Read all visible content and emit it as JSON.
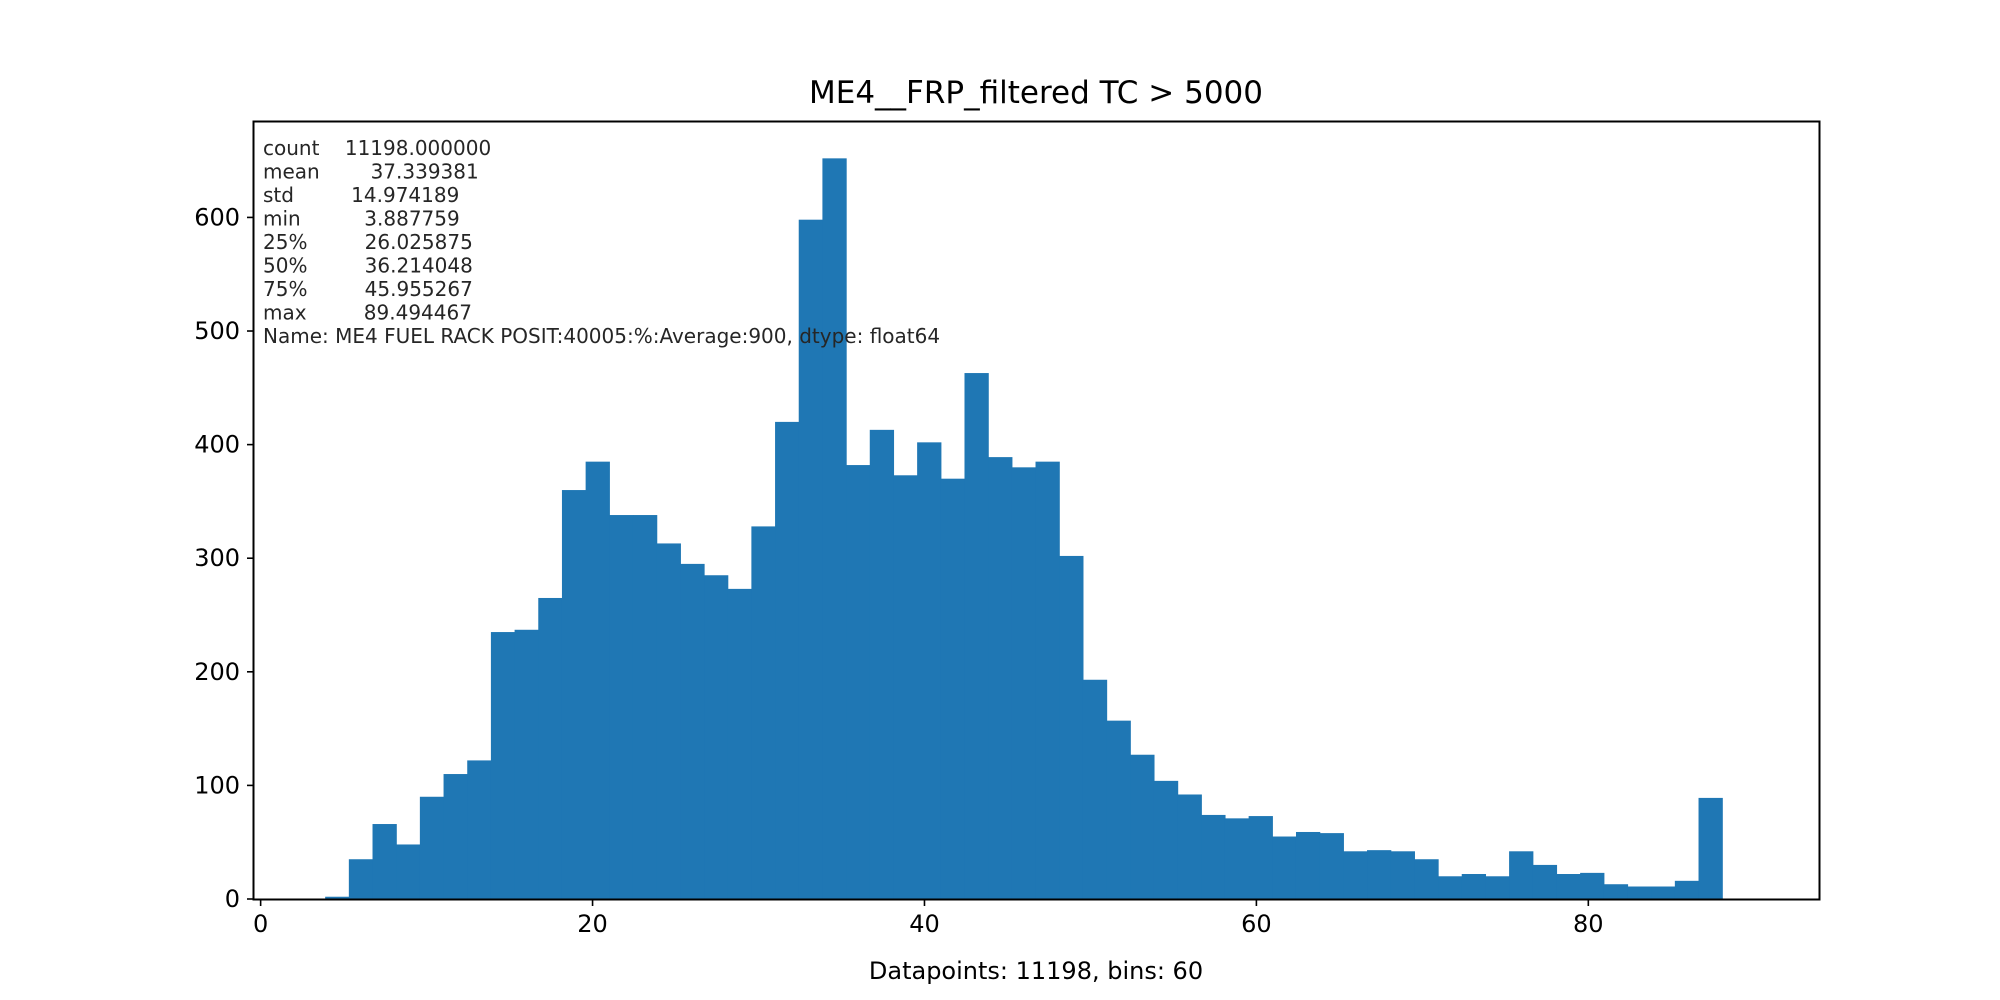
{
  "chart_data": {
    "type": "bar",
    "title": "ME4__FRP_filtered TC > 5000",
    "xlabel": "Datapoints: 11198, bins: 60",
    "ylabel": "",
    "xlim": [
      -0.4,
      93.9
    ],
    "ylim": [
      0,
      684
    ],
    "grid": false,
    "bar_color": "#1f77b4",
    "bin_start": 3.887759,
    "bin_width": 1.426778,
    "xticks": [
      0,
      20,
      40,
      60,
      80
    ],
    "yticks": [
      0,
      100,
      200,
      300,
      400,
      500,
      600
    ],
    "xtick_labels": [
      "0",
      "20",
      "40",
      "60",
      "80"
    ],
    "ytick_labels": [
      "0",
      "100",
      "200",
      "300",
      "400",
      "500",
      "600"
    ],
    "values": [
      0,
      0,
      0,
      0,
      0,
      0,
      0,
      0,
      0,
      0,
      0,
      0,
      0,
      0,
      0,
      0,
      0,
      0,
      0,
      0,
      0,
      0,
      0,
      0,
      0,
      0,
      0,
      0,
      0,
      0,
      0,
      0,
      0,
      0,
      0,
      0,
      0,
      0,
      0,
      0,
      0,
      0,
      0,
      0,
      0,
      0,
      0,
      0,
      0,
      0,
      0,
      0,
      0,
      0,
      0,
      0,
      0,
      0,
      0,
      0
    ],
    "counts": [
      2,
      35,
      66,
      48,
      90,
      110,
      122,
      235,
      237,
      265,
      360,
      385,
      338,
      338,
      313,
      295,
      285,
      273,
      328,
      420,
      598,
      652,
      382,
      413,
      373,
      402,
      370,
      463,
      389,
      380,
      385,
      302,
      193,
      157,
      127,
      104,
      92,
      74,
      71,
      73,
      55,
      59,
      58,
      42,
      43,
      42,
      35,
      20,
      22,
      20,
      42,
      30,
      22,
      23,
      13,
      11,
      11,
      16,
      89,
      0
    ],
    "stats_lines": [
      "count    11198.000000",
      "mean        37.339381",
      "std         14.974189",
      "min          3.887759",
      "25%         26.025875",
      "50%         36.214048",
      "75%         45.955267",
      "max         89.494467",
      "Name: ME4 FUEL RACK POSIT:40005:%:Average:900, dtype: float64"
    ]
  }
}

AIM » Each line in the records above should be reproduced exactly; images are not copied.

COMPLETED TASK »
Read all visible content and emit it as JSON.
{
  "chart_data": {
    "type": "bar",
    "title": "ME4__FRP_filtered TC > 5000",
    "xlabel": "Datapoints: 11198, bins: 60",
    "ylabel": "",
    "xlim": [
      -0.4,
      93.9
    ],
    "ylim": [
      0,
      684
    ],
    "grid": false,
    "bar_color": "#1f77b4",
    "bin_start": 3.887759,
    "bin_width": 1.426778,
    "xticks": [
      0,
      20,
      40,
      60,
      80
    ],
    "yticks": [
      0,
      100,
      200,
      300,
      400,
      500,
      600
    ],
    "xtick_labels": [
      "0",
      "20",
      "40",
      "60",
      "80"
    ],
    "ytick_labels": [
      "0",
      "100",
      "200",
      "300",
      "400",
      "500",
      "600"
    ],
    "values": [
      0,
      0,
      0,
      0,
      0,
      0,
      0,
      0,
      0,
      0,
      0,
      0,
      0,
      0,
      0,
      0,
      0,
      0,
      0,
      0,
      0,
      0,
      0,
      0,
      0,
      0,
      0,
      0,
      0,
      0,
      0,
      0,
      0,
      0,
      0,
      0,
      0,
      0,
      0,
      0,
      0,
      0,
      0,
      0,
      0,
      0,
      0,
      0,
      0,
      0,
      0,
      0,
      0,
      0,
      0,
      0,
      0,
      0,
      0,
      0
    ],
    "counts": [
      2,
      35,
      66,
      48,
      90,
      110,
      122,
      235,
      237,
      265,
      360,
      385,
      338,
      338,
      313,
      295,
      285,
      273,
      328,
      420,
      598,
      652,
      382,
      413,
      373,
      402,
      370,
      463,
      389,
      380,
      385,
      302,
      193,
      157,
      127,
      104,
      92,
      74,
      71,
      73,
      55,
      59,
      58,
      42,
      43,
      42,
      35,
      20,
      22,
      20,
      42,
      30,
      22,
      23,
      13,
      11,
      11,
      16,
      89,
      0
    ],
    "stats_lines": [
      "count    11198.000000",
      "mean        37.339381",
      "std         14.974189",
      "min          3.887759",
      "25%         26.025875",
      "50%         36.214048",
      "75%         45.955267",
      "max         89.494467",
      "Name: ME4 FUEL RACK POSIT:40005:%:Average:900, dtype: float64"
    ]
  }
}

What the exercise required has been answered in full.